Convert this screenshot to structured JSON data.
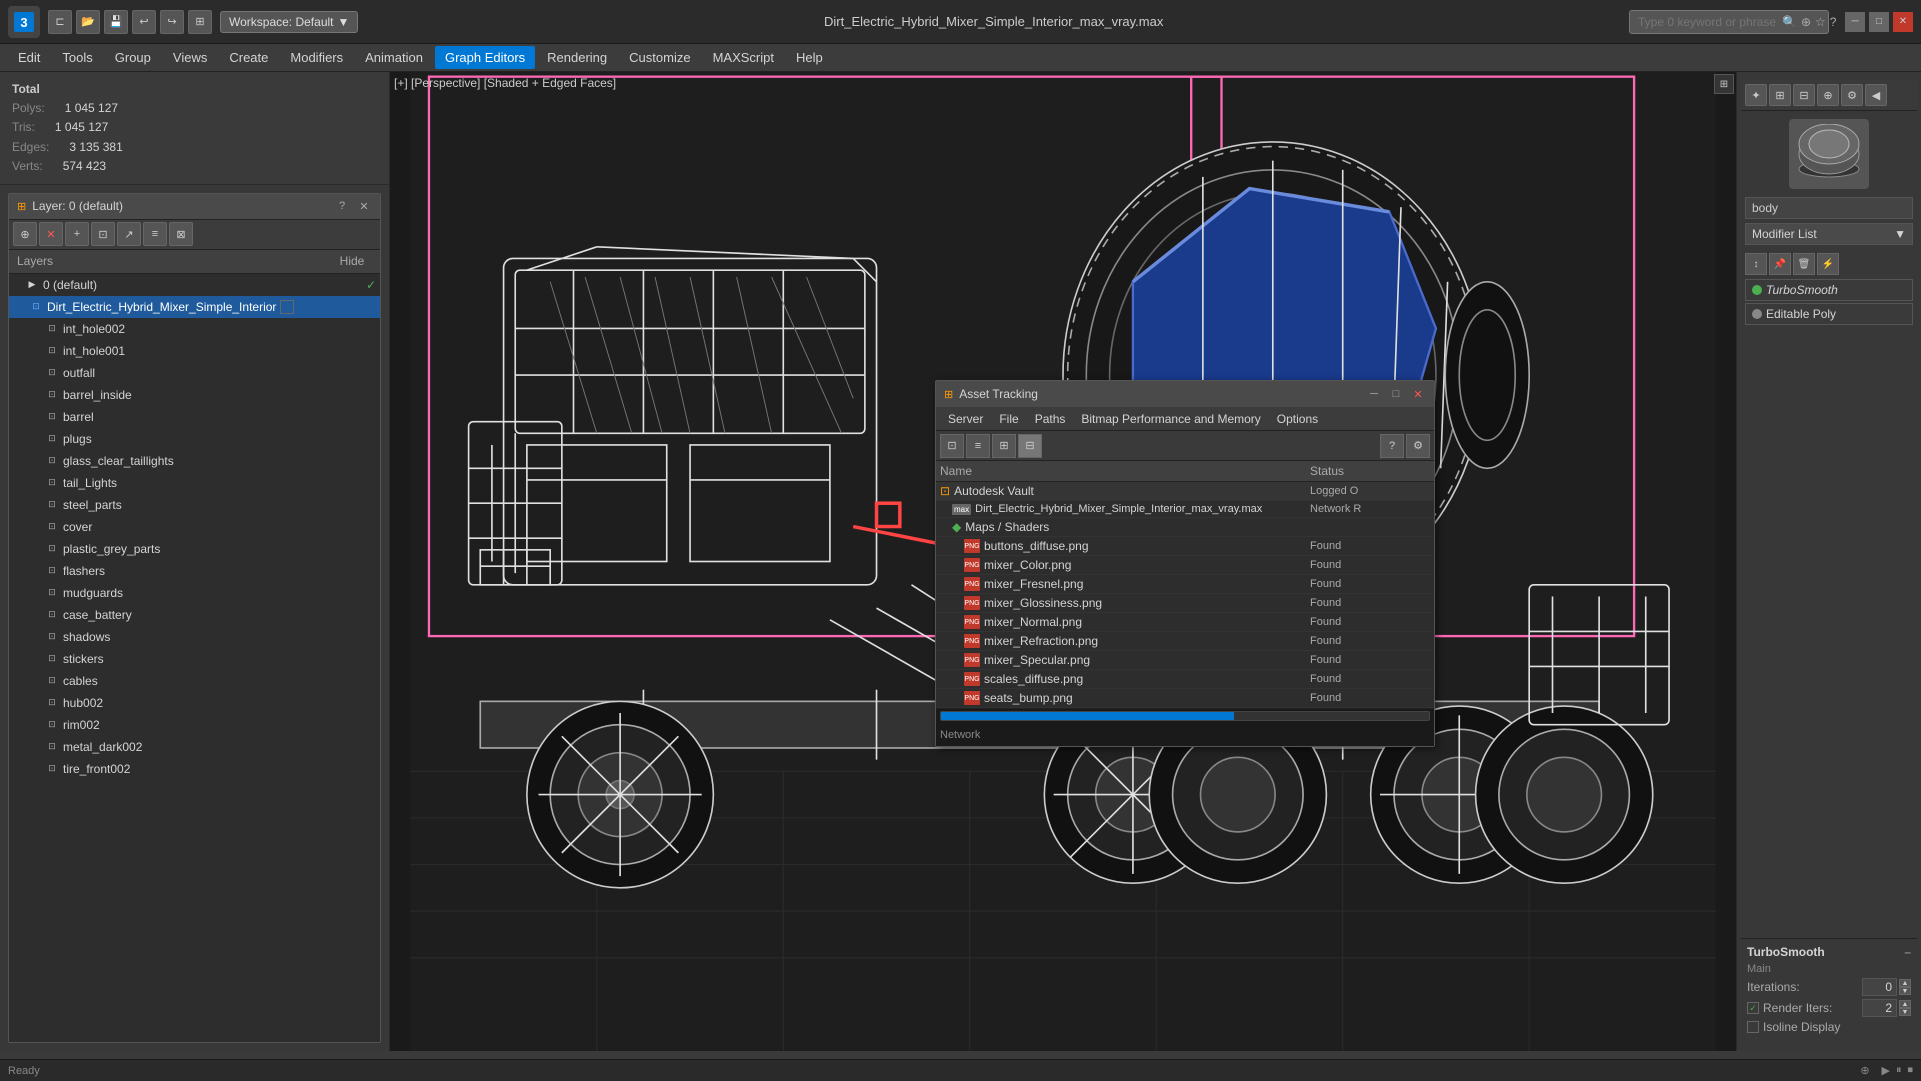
{
  "app": {
    "logo": "3",
    "workspace_label": "Workspace: Default",
    "file_title": "Dirt_Electric_Hybrid_Mixer_Simple_Interior_max_vray.max",
    "search_placeholder": "Type 0 keyword or phrase"
  },
  "toolbar": {
    "buttons": [
      "⊏",
      "⊐",
      "💾",
      "↩",
      "↪",
      "⊞"
    ]
  },
  "menu": {
    "items": [
      "Edit",
      "Tools",
      "Group",
      "Views",
      "Create",
      "Modifiers",
      "Animation",
      "Graph Editors",
      "Rendering",
      "Customize",
      "MAXScript",
      "Help"
    ]
  },
  "viewport_label": "[+] [Perspective] [Shaded + Edged Faces]",
  "stats": {
    "total_label": "Total",
    "polys_label": "Polys:",
    "polys_value": "1 045 127",
    "tris_label": "Tris:",
    "tris_value": "1 045 127",
    "edges_label": "Edges:",
    "edges_value": "3 135 381",
    "verts_label": "Verts:",
    "verts_value": "574 423"
  },
  "layer_manager": {
    "title": "Layer: 0 (default)",
    "layers_header": "Layers",
    "hide_header": "Hide",
    "items": [
      {
        "id": "default",
        "name": "0 (default)",
        "level": 0,
        "checked": true
      },
      {
        "id": "mixer",
        "name": "Dirt_Electric_Hybrid_Mixer_Simple_Interior",
        "level": 1,
        "selected": true
      },
      {
        "id": "int_hole002",
        "name": "int_hole002",
        "level": 2
      },
      {
        "id": "int_hole001",
        "name": "int_hole001",
        "level": 2
      },
      {
        "id": "outfall",
        "name": "outfall",
        "level": 2
      },
      {
        "id": "barrel_inside",
        "name": "barrel_inside",
        "level": 2
      },
      {
        "id": "barrel",
        "name": "barrel",
        "level": 2
      },
      {
        "id": "plugs",
        "name": "plugs",
        "level": 2
      },
      {
        "id": "glass_clear_taillights",
        "name": "glass_clear_taillights",
        "level": 2
      },
      {
        "id": "tail_Lights",
        "name": "tail_Lights",
        "level": 2
      },
      {
        "id": "steel_parts",
        "name": "steel_parts",
        "level": 2
      },
      {
        "id": "cover",
        "name": "cover",
        "level": 2
      },
      {
        "id": "plastic_grey_parts",
        "name": "plastic_grey_parts",
        "level": 2
      },
      {
        "id": "flashers",
        "name": "flashers",
        "level": 2
      },
      {
        "id": "mudguards",
        "name": "mudguards",
        "level": 2
      },
      {
        "id": "case_battery",
        "name": "case_battery",
        "level": 2
      },
      {
        "id": "shadows",
        "name": "shadows",
        "level": 2
      },
      {
        "id": "stickers",
        "name": "stickers",
        "level": 2
      },
      {
        "id": "cables",
        "name": "cables",
        "level": 2
      },
      {
        "id": "hub002",
        "name": "hub002",
        "level": 2
      },
      {
        "id": "rim002",
        "name": "rim002",
        "level": 2
      },
      {
        "id": "metal_dark002",
        "name": "metal_dark002",
        "level": 2
      },
      {
        "id": "tire_front002",
        "name": "tire_front002",
        "level": 2
      }
    ]
  },
  "modifier_panel": {
    "search_placeholder": "body",
    "modifier_list_label": "Modifier List",
    "stack": [
      {
        "name": "TurboSmooth",
        "type": "smooth",
        "italic": true
      },
      {
        "name": "Editable Poly",
        "type": "poly"
      }
    ]
  },
  "turbo_smooth": {
    "title": "TurboSmooth",
    "main_label": "Main",
    "iterations_label": "Iterations:",
    "iterations_value": "0",
    "render_iters_label": "Render Iters:",
    "render_iters_value": "2",
    "isoline_label": "Isoline Display",
    "isoline_checked": false,
    "iterations_checked": true
  },
  "asset_tracking": {
    "title": "Asset Tracking",
    "menus": [
      "Server",
      "File",
      "Paths",
      "Bitmap Performance and Memory",
      "Options"
    ],
    "table_headers": {
      "name": "Name",
      "status": "Status"
    },
    "rows": [
      {
        "id": "vault",
        "name": "Autodesk Vault",
        "level": 0,
        "icon": "vault",
        "status": "Logged O"
      },
      {
        "id": "mixer_file",
        "name": "Dirt_Electric_Hybrid_Mixer_Simple_Interior_max_vray.max",
        "level": 1,
        "icon": "max",
        "status": "Network R"
      },
      {
        "id": "maps",
        "name": "Maps / Shaders",
        "level": 2,
        "icon": "maps",
        "status": ""
      },
      {
        "id": "buttons_diffuse",
        "name": "buttons_diffuse.png",
        "level": 3,
        "icon": "png",
        "status": "Found"
      },
      {
        "id": "mixer_color",
        "name": "mixer_Color.png",
        "level": 3,
        "icon": "png",
        "status": "Found"
      },
      {
        "id": "mixer_fresnel",
        "name": "mixer_Fresnel.png",
        "level": 3,
        "icon": "png",
        "status": "Found"
      },
      {
        "id": "mixer_glossiness",
        "name": "mixer_Glossiness.png",
        "level": 3,
        "icon": "png",
        "status": "Found"
      },
      {
        "id": "mixer_normal",
        "name": "mixer_Normal.png",
        "level": 3,
        "icon": "png",
        "status": "Found"
      },
      {
        "id": "mixer_refraction",
        "name": "mixer_Refraction.png",
        "level": 3,
        "icon": "png",
        "status": "Found"
      },
      {
        "id": "mixer_specular",
        "name": "mixer_Specular.png",
        "level": 3,
        "icon": "png",
        "status": "Found"
      },
      {
        "id": "scales_diffuse",
        "name": "scales_diffuse.png",
        "level": 3,
        "icon": "png",
        "status": "Found"
      },
      {
        "id": "seats_bump",
        "name": "seats_bump.png",
        "level": 3,
        "icon": "png",
        "status": "Found"
      }
    ]
  },
  "status_bar": {
    "network_label": "Network"
  },
  "colors": {
    "selected_blue": "#1e5a9c",
    "found_green": "#4CAF50",
    "accent_blue": "#0078d4"
  }
}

_SHORT EXERCISE_.
Each entry should be repeated exactly as it appears; the pictures stay out.

_RIGHT ANSWER_.
Convert this screenshot to structured JSON data.
{
  "app": {
    "logo": "3",
    "workspace_label": "Workspace: Default",
    "file_title": "Dirt_Electric_Hybrid_Mixer_Simple_Interior_max_vray.max",
    "search_placeholder": "Type 0 keyword or phrase"
  },
  "toolbar": {
    "buttons": [
      "⊏",
      "⊐",
      "💾",
      "↩",
      "↪",
      "⊞"
    ]
  },
  "menu": {
    "items": [
      "Edit",
      "Tools",
      "Group",
      "Views",
      "Create",
      "Modifiers",
      "Animation",
      "Graph Editors",
      "Rendering",
      "Customize",
      "MAXScript",
      "Help"
    ]
  },
  "viewport_label": "[+] [Perspective] [Shaded + Edged Faces]",
  "stats": {
    "total_label": "Total",
    "polys_label": "Polys:",
    "polys_value": "1 045 127",
    "tris_label": "Tris:",
    "tris_value": "1 045 127",
    "edges_label": "Edges:",
    "edges_value": "3 135 381",
    "verts_label": "Verts:",
    "verts_value": "574 423"
  },
  "layer_manager": {
    "title": "Layer: 0 (default)",
    "layers_header": "Layers",
    "hide_header": "Hide",
    "items": [
      {
        "id": "default",
        "name": "0 (default)",
        "level": 0,
        "checked": true
      },
      {
        "id": "mixer",
        "name": "Dirt_Electric_Hybrid_Mixer_Simple_Interior",
        "level": 1,
        "selected": true
      },
      {
        "id": "int_hole002",
        "name": "int_hole002",
        "level": 2
      },
      {
        "id": "int_hole001",
        "name": "int_hole001",
        "level": 2
      },
      {
        "id": "outfall",
        "name": "outfall",
        "level": 2
      },
      {
        "id": "barrel_inside",
        "name": "barrel_inside",
        "level": 2
      },
      {
        "id": "barrel",
        "name": "barrel",
        "level": 2
      },
      {
        "id": "plugs",
        "name": "plugs",
        "level": 2
      },
      {
        "id": "glass_clear_taillights",
        "name": "glass_clear_taillights",
        "level": 2
      },
      {
        "id": "tail_Lights",
        "name": "tail_Lights",
        "level": 2
      },
      {
        "id": "steel_parts",
        "name": "steel_parts",
        "level": 2
      },
      {
        "id": "cover",
        "name": "cover",
        "level": 2
      },
      {
        "id": "plastic_grey_parts",
        "name": "plastic_grey_parts",
        "level": 2
      },
      {
        "id": "flashers",
        "name": "flashers",
        "level": 2
      },
      {
        "id": "mudguards",
        "name": "mudguards",
        "level": 2
      },
      {
        "id": "case_battery",
        "name": "case_battery",
        "level": 2
      },
      {
        "id": "shadows",
        "name": "shadows",
        "level": 2
      },
      {
        "id": "stickers",
        "name": "stickers",
        "level": 2
      },
      {
        "id": "cables",
        "name": "cables",
        "level": 2
      },
      {
        "id": "hub002",
        "name": "hub002",
        "level": 2
      },
      {
        "id": "rim002",
        "name": "rim002",
        "level": 2
      },
      {
        "id": "metal_dark002",
        "name": "metal_dark002",
        "level": 2
      },
      {
        "id": "tire_front002",
        "name": "tire_front002",
        "level": 2
      }
    ]
  },
  "modifier_panel": {
    "search_placeholder": "body",
    "modifier_list_label": "Modifier List",
    "stack": [
      {
        "name": "TurboSmooth",
        "type": "smooth",
        "italic": true
      },
      {
        "name": "Editable Poly",
        "type": "poly"
      }
    ]
  },
  "turbo_smooth": {
    "title": "TurboSmooth",
    "main_label": "Main",
    "iterations_label": "Iterations:",
    "iterations_value": "0",
    "render_iters_label": "Render Iters:",
    "render_iters_value": "2",
    "isoline_label": "Isoline Display",
    "isoline_checked": false,
    "iterations_checked": true
  },
  "asset_tracking": {
    "title": "Asset Tracking",
    "menus": [
      "Server",
      "File",
      "Paths",
      "Bitmap Performance and Memory",
      "Options"
    ],
    "table_headers": {
      "name": "Name",
      "status": "Status"
    },
    "rows": [
      {
        "id": "vault",
        "name": "Autodesk Vault",
        "level": 0,
        "icon": "vault",
        "status": "Logged O"
      },
      {
        "id": "mixer_file",
        "name": "Dirt_Electric_Hybrid_Mixer_Simple_Interior_max_vray.max",
        "level": 1,
        "icon": "max",
        "status": "Network R"
      },
      {
        "id": "maps",
        "name": "Maps / Shaders",
        "level": 2,
        "icon": "maps",
        "status": ""
      },
      {
        "id": "buttons_diffuse",
        "name": "buttons_diffuse.png",
        "level": 3,
        "icon": "png",
        "status": "Found"
      },
      {
        "id": "mixer_color",
        "name": "mixer_Color.png",
        "level": 3,
        "icon": "png",
        "status": "Found"
      },
      {
        "id": "mixer_fresnel",
        "name": "mixer_Fresnel.png",
        "level": 3,
        "icon": "png",
        "status": "Found"
      },
      {
        "id": "mixer_glossiness",
        "name": "mixer_Glossiness.png",
        "level": 3,
        "icon": "png",
        "status": "Found"
      },
      {
        "id": "mixer_normal",
        "name": "mixer_Normal.png",
        "level": 3,
        "icon": "png",
        "status": "Found"
      },
      {
        "id": "mixer_refraction",
        "name": "mixer_Refraction.png",
        "level": 3,
        "icon": "png",
        "status": "Found"
      },
      {
        "id": "mixer_specular",
        "name": "mixer_Specular.png",
        "level": 3,
        "icon": "png",
        "status": "Found"
      },
      {
        "id": "scales_diffuse",
        "name": "scales_diffuse.png",
        "level": 3,
        "icon": "png",
        "status": "Found"
      },
      {
        "id": "seats_bump",
        "name": "seats_bump.png",
        "level": 3,
        "icon": "png",
        "status": "Found"
      }
    ]
  },
  "status_bar": {
    "network_label": "Network"
  },
  "colors": {
    "selected_blue": "#1e5a9c",
    "found_green": "#4CAF50",
    "accent_blue": "#0078d4"
  }
}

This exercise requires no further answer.